(Work to complete): All the data below goes into the copy word for word, but the pictures don't.

(Source data):

━━━━

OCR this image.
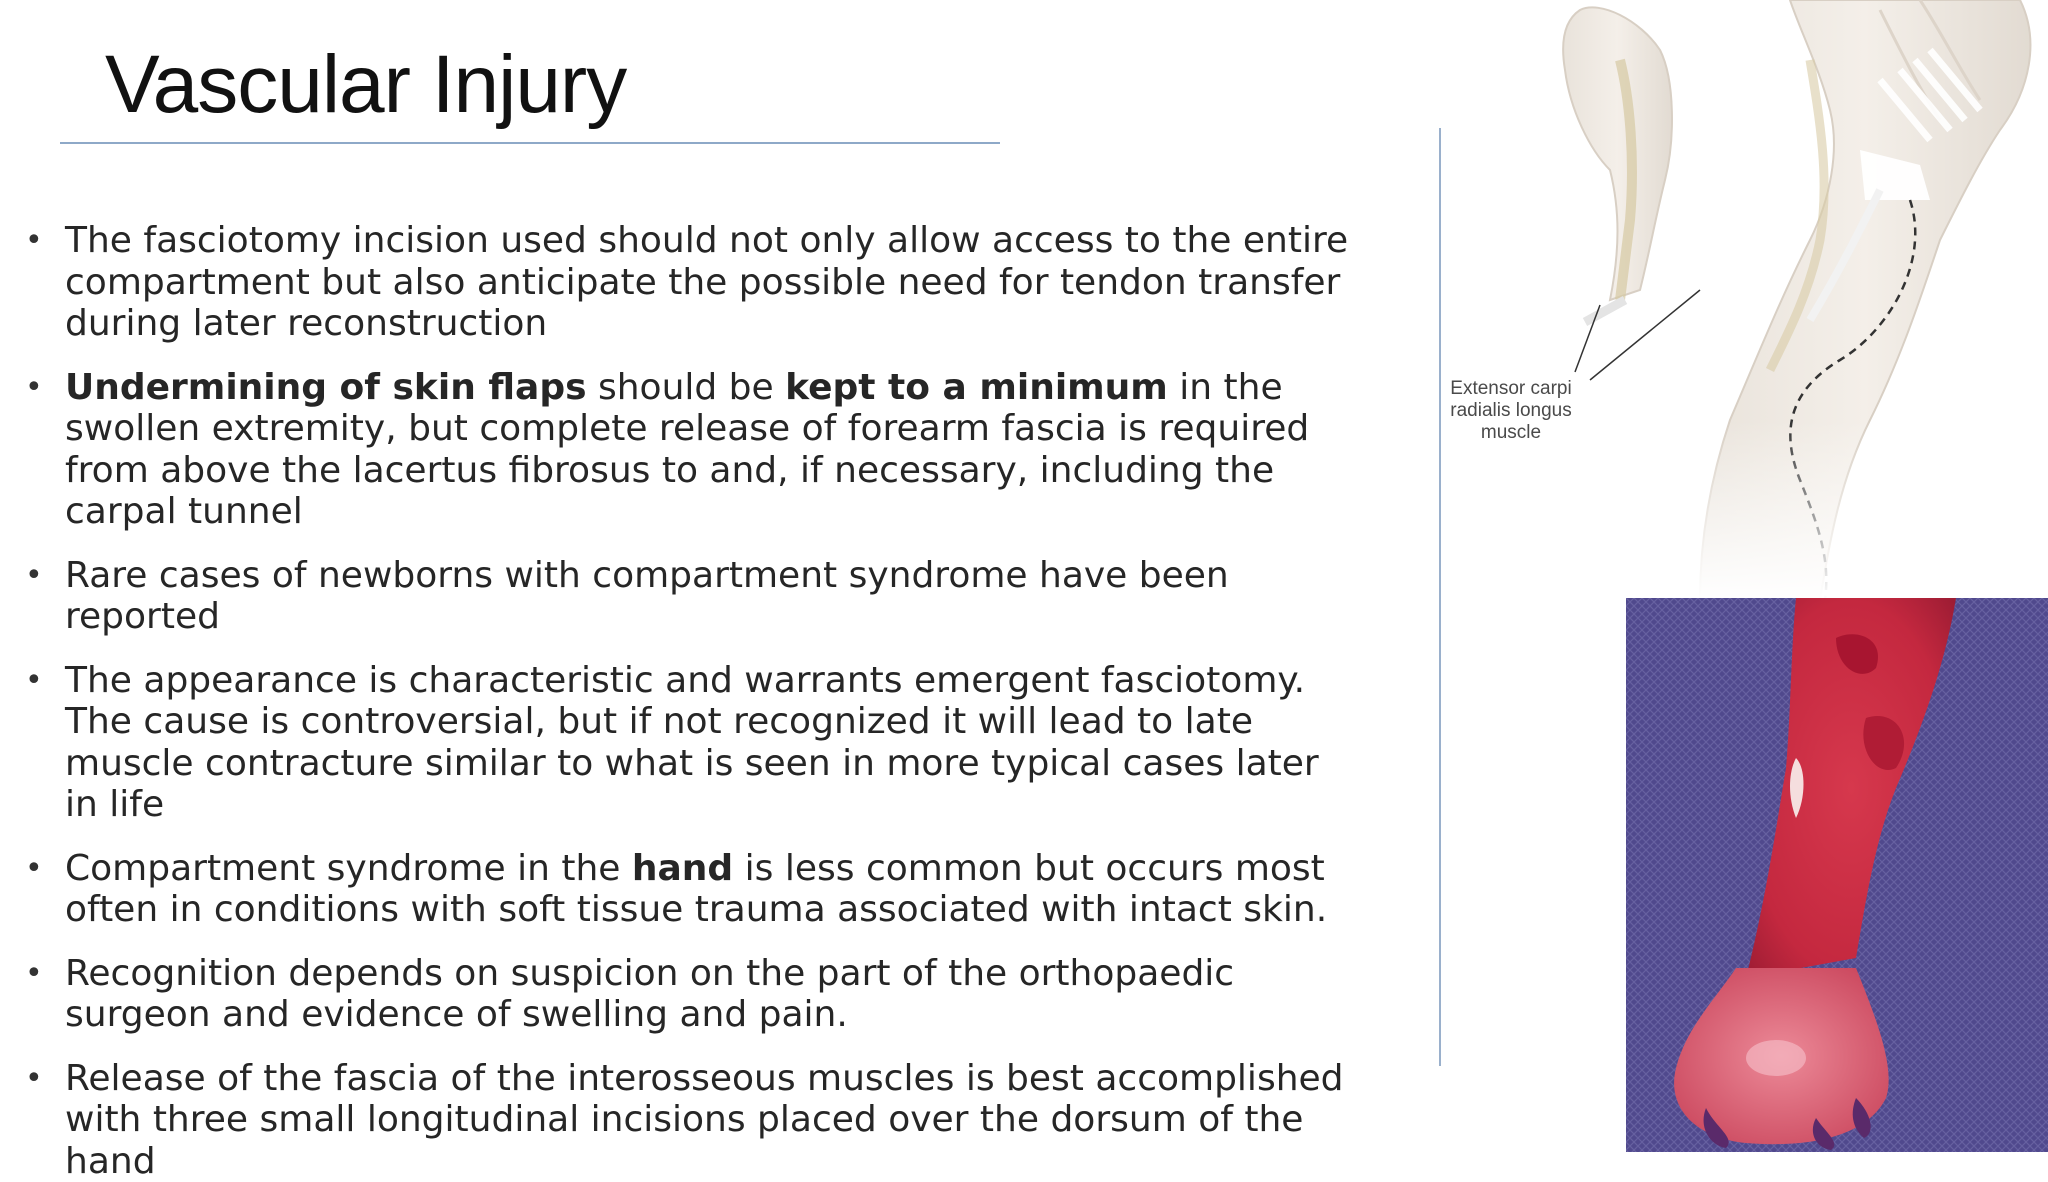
Vascular Injury
• The fasciotomy incision used should not only allow access to the entire compartment but also anticipate the possible need for tendon transfer during later reconstruction
• Undermining of skin flaps should be kept to a minimum in the swollen extremity, but complete release of forearm fascia is required from above the lacertus fibrosus to and, if necessary, including the carpal tunnel
• Rare cases of newborns with compartment syndrome have been reported
• The appearance is characteristic and warrants emergent fasciotomy. The cause is controversial, but if not recognized it will lead to late muscle contracture similar to what is seen in more typical cases later in life
• Compartment syndrome in the hand is less common but occurs most often in conditions with soft tissue trauma associated with intact skin.
• Recognition depends on suspicion on the part of the orthopaedic surgeon and evidence of swelling and pain.
• Release of the fascia of the interosseous muscles is best accomplished with three small longitudinal incisions placed over the dorsum of the hand
Extensor carpi
radialis longus
muscle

━━━━

(Task result):
OCR this image.
Vascular Injury
• The fasciotomy incision used should not only allow access to the entire compartment but also anticipate the possible need for tendon transfer during later reconstruction
• Undermining of skin flaps should be kept to a minimum in the swollen extremity, but complete release of forearm fascia is required from above the lacertus fibrosus to and, if necessary, including the carpal tunnel
• Rare cases of newborns with compartment syndrome have been reported
• The appearance is characteristic and warrants emergent fasciotomy. The cause is controversial, but if not recognized it will lead to late muscle contracture similar to what is seen in more typical cases later in life
• Compartment syndrome in the hand is less common but occurs most often in conditions with soft tissue trauma associated with intact skin.
• Recognition depends on suspicion on the part of the orthopaedic surgeon and evidence of swelling and pain.
• Release of the fascia of the interosseous muscles is best accomplished with three small longitudinal incisions placed over the dorsum of the hand
Extensor carpi
radialis longus
muscle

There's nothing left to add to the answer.